— START Data provided —

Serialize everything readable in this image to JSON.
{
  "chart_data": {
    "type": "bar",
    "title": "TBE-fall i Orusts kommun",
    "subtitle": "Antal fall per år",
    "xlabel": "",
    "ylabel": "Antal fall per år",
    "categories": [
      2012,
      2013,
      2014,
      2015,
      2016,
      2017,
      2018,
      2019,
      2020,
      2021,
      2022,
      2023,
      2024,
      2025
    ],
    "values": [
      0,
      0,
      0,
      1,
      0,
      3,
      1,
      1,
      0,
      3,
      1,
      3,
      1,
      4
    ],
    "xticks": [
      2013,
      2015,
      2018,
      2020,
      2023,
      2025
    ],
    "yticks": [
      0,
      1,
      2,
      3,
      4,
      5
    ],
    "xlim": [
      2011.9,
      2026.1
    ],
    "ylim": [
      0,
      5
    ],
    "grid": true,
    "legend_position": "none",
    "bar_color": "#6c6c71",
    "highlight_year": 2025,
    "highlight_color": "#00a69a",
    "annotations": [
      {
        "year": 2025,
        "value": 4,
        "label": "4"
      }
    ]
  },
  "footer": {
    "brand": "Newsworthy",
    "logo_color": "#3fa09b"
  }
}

— END Data provided —

Look over the records above and copy each line that includes the string "fall".

    "title": "TBE-fall i Orusts kommun",
    "subtitle": "Antal fall per år",
    "ylabel": "Antal fall per år",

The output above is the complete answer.